*Aim*.
Return every record verbatim.

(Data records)
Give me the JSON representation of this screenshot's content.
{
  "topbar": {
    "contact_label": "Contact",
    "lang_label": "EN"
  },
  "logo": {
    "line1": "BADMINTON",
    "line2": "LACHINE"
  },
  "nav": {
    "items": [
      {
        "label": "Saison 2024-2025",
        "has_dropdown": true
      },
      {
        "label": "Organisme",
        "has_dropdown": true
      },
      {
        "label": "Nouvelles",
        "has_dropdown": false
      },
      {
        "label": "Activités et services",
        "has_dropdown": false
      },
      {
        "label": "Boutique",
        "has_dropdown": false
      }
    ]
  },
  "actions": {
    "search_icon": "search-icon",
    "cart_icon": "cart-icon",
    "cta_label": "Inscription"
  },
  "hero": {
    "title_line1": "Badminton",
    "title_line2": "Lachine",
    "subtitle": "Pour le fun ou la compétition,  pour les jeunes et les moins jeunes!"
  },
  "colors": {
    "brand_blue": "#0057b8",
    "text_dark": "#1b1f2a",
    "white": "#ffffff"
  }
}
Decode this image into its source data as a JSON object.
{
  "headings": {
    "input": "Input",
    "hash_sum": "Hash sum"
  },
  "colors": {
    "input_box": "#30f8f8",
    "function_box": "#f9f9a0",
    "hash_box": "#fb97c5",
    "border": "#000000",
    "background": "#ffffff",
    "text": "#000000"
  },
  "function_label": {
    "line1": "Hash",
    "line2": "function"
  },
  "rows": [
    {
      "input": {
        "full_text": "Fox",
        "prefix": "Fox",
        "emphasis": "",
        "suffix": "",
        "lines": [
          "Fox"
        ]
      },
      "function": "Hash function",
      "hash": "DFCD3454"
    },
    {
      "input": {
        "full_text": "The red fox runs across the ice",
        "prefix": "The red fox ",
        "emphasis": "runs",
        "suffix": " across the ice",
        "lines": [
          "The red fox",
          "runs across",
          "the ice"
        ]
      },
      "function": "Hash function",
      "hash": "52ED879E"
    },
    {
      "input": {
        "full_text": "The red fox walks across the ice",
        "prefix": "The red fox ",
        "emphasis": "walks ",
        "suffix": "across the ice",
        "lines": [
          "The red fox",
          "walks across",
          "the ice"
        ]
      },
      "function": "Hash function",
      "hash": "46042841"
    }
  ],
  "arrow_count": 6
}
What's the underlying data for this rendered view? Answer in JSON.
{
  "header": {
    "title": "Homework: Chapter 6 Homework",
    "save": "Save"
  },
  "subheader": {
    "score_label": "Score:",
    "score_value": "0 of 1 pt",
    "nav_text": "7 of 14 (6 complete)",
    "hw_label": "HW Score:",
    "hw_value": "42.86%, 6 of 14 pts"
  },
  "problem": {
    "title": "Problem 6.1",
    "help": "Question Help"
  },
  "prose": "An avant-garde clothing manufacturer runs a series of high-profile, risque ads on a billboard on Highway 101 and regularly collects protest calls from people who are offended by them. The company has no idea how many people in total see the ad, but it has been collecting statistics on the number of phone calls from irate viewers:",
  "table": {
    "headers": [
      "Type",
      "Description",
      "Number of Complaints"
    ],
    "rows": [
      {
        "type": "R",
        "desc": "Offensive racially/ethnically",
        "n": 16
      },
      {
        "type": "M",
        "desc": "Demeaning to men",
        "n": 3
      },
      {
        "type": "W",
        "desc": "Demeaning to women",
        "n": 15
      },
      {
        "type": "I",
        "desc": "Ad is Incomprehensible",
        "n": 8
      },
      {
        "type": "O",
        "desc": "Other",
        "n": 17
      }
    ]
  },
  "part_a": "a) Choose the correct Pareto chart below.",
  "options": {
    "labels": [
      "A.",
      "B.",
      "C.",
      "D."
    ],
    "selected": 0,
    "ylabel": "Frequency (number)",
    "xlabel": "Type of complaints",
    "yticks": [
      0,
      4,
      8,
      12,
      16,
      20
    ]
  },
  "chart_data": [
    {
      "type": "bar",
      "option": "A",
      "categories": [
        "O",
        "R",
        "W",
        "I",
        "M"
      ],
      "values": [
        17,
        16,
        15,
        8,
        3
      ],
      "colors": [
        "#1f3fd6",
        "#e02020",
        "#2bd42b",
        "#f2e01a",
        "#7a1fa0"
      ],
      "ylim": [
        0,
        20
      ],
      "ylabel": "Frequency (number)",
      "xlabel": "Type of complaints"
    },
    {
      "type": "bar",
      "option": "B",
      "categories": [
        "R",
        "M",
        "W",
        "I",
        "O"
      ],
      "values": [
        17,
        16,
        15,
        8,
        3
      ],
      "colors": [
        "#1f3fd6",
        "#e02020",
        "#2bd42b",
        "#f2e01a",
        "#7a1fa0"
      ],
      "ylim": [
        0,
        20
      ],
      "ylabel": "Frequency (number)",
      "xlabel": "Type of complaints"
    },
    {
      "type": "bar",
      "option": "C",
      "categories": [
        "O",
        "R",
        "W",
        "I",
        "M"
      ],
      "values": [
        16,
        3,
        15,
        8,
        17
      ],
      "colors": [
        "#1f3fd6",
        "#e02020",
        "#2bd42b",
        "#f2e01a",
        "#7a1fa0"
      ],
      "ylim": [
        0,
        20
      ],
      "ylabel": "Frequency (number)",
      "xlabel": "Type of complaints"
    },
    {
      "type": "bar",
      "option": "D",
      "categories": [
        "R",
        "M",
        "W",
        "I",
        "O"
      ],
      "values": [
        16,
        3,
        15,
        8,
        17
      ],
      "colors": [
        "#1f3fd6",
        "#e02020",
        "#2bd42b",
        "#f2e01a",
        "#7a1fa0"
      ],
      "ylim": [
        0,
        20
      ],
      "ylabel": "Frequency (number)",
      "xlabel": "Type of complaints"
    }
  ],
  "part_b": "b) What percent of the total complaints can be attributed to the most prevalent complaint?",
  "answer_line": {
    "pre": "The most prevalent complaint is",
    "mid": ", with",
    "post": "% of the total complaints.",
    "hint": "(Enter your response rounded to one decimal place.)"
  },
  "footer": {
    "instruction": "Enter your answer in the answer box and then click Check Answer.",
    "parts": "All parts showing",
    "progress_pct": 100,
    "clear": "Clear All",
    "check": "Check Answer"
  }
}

*Answer to this problem*.
Give me the JSON representation of this screenshot's content.
{
  "topbar": {
    "contact_label": "Contact",
    "lang_label": "EN"
  },
  "logo": {
    "line1": "BADMINTON",
    "line2": "LACHINE"
  },
  "nav": {
    "items": [
      {
        "label": "Saison 2024-2025",
        "has_dropdown": true
      },
      {
        "label": "Organisme",
        "has_dropdown": true
      },
      {
        "label": "Nouvelles",
        "has_dropdown": false
      },
      {
        "label": "Activités et services",
        "has_dropdown": false
      },
      {
        "label": "Boutique",
        "has_dropdown": false
      }
    ]
  },
  "actions": {
    "search_icon": "search-icon",
    "cart_icon": "cart-icon",
    "cta_label": "Inscription"
  },
  "hero": {
    "title_line1": "Badminton",
    "title_line2": "Lachine",
    "subtitle": "Pour le fun ou la compétition,  pour les jeunes et les moins jeunes!"
  },
  "colors": {
    "brand_blue": "#0057b8",
    "text_dark": "#1b1f2a",
    "white": "#ffffff"
  }
}
Decode this image into its source data as a JSON object.
{
  "headings": {
    "input": "Input",
    "hash_sum": "Hash sum"
  },
  "colors": {
    "input_box": "#30f8f8",
    "function_box": "#f9f9a0",
    "hash_box": "#fb97c5",
    "border": "#000000",
    "background": "#ffffff",
    "text": "#000000"
  },
  "function_label": {
    "line1": "Hash",
    "line2": "function"
  },
  "rows": [
    {
      "input": {
        "full_text": "Fox",
        "prefix": "Fox",
        "emphasis": "",
        "suffix": "",
        "lines": [
          "Fox"
        ]
      },
      "function": "Hash function",
      "hash": "DFCD3454"
    },
    {
      "input": {
        "full_text": "The red fox runs across the ice",
        "prefix": "The red fox ",
        "emphasis": "runs",
        "suffix": " across the ice",
        "lines": [
          "The red fox",
          "runs across",
          "the ice"
        ]
      },
      "function": "Hash function",
      "hash": "52ED879E"
    },
    {
      "input": {
        "full_text": "The red fox walks across the ice",
        "prefix": "The red fox ",
        "emphasis": "walks ",
        "suffix": "across the ice",
        "lines": [
          "The red fox",
          "walks across",
          "the ice"
        ]
      },
      "function": "Hash function",
      "hash": "46042841"
    }
  ],
  "arrow_count": 6
}
What's the underlying data for this rendered view? Answer in JSON.
{
  "header": {
    "title": "Homework: Chapter 6 Homework",
    "save": "Save"
  },
  "subheader": {
    "score_label": "Score:",
    "score_value": "0 of 1 pt",
    "nav_text": "7 of 14 (6 complete)",
    "hw_label": "HW Score:",
    "hw_value": "42.86%, 6 of 14 pts"
  },
  "problem": {
    "title": "Problem 6.1",
    "help": "Question Help"
  },
  "prose": "An avant-garde clothing manufacturer runs a series of high-profile, risque ads on a billboard on Highway 101 and regularly collects protest calls from people who are offended by them. The company has no idea how many people in total see the ad, but it has been collecting statistics on the number of phone calls from irate viewers:",
  "table": {
    "headers": [
      "Type",
      "Description",
      "Number of Complaints"
    ],
    "rows": [
      {
        "type": "R",
        "desc": "Offensive racially/ethnically",
        "n": 16
      },
      {
        "type": "M",
        "desc": "Demeaning to men",
        "n": 3
      },
      {
        "type": "W",
        "desc": "Demeaning to women",
        "n": 15
      },
      {
        "type": "I",
        "desc": "Ad is Incomprehensible",
        "n": 8
      },
      {
        "type": "O",
        "desc": "Other",
        "n": 17
      }
    ]
  },
  "part_a": "a) Choose the correct Pareto chart below.",
  "options": {
    "labels": [
      "A.",
      "B.",
      "C.",
      "D."
    ],
    "selected": 0,
    "ylabel": "Frequency (number)",
    "xlabel": "Type of complaints",
    "yticks": [
      0,
      4,
      8,
      12,
      16,
      20
    ]
  },
  "chart_data": [
    {
      "type": "bar",
      "option": "A",
      "categories": [
        "O",
        "R",
        "W",
        "I",
        "M"
      ],
      "values": [
        17,
        16,
        15,
        8,
        3
      ],
      "colors": [
        "#1f3fd6",
        "#e02020",
        "#2bd42b",
        "#f2e01a",
        "#7a1fa0"
      ],
      "ylim": [
        0,
        20
      ],
      "ylabel": "Frequency (number)",
      "xlabel": "Type of complaints"
    },
    {
      "type": "bar",
      "option": "B",
      "categories": [
        "R",
        "M",
        "W",
        "I",
        "O"
      ],
      "values": [
        17,
        16,
        15,
        8,
        3
      ],
      "colors": [
        "#1f3fd6",
        "#e02020",
        "#2bd42b",
        "#f2e01a",
        "#7a1fa0"
      ],
      "ylim": [
        0,
        20
      ],
      "ylabel": "Frequency (number)",
      "xlabel": "Type of complaints"
    },
    {
      "type": "bar",
      "option": "C",
      "categories": [
        "O",
        "R",
        "W",
        "I",
        "M"
      ],
      "values": [
        16,
        3,
        15,
        8,
        17
      ],
      "colors": [
        "#1f3fd6",
        "#e02020",
        "#2bd42b",
        "#f2e01a",
        "#7a1fa0"
      ],
      "ylim": [
        0,
        20
      ],
      "ylabel": "Frequency (number)",
      "xlabel": "Type of complaints"
    },
    {
      "type": "bar",
      "option": "D",
      "categories": [
        "R",
        "M",
        "W",
        "I",
        "O"
      ],
      "values": [
        16,
        3,
        15,
        8,
        17
      ],
      "colors": [
        "#1f3fd6",
        "#e02020",
        "#2bd42b",
        "#f2e01a",
        "#7a1fa0"
      ],
      "ylim": [
        0,
        20
      ],
      "ylabel": "Frequency (number)",
      "xlabel": "Type of complaints"
    }
  ],
  "part_b": "b) What percent of the total complaints can be attributed to the most prevalent complaint?",
  "answer_line": {
    "pre": "The most prevalent complaint is",
    "mid": ", with",
    "post": "% of the total complaints.",
    "hint": "(Enter your response rounded to one decimal place.)"
  },
  "footer": {
    "instruction": "Enter your answer in the answer box and then click Check Answer.",
    "parts": "All parts showing",
    "progress_pct": 100,
    "clear": "Clear All",
    "check": "Check Answer"
  }
}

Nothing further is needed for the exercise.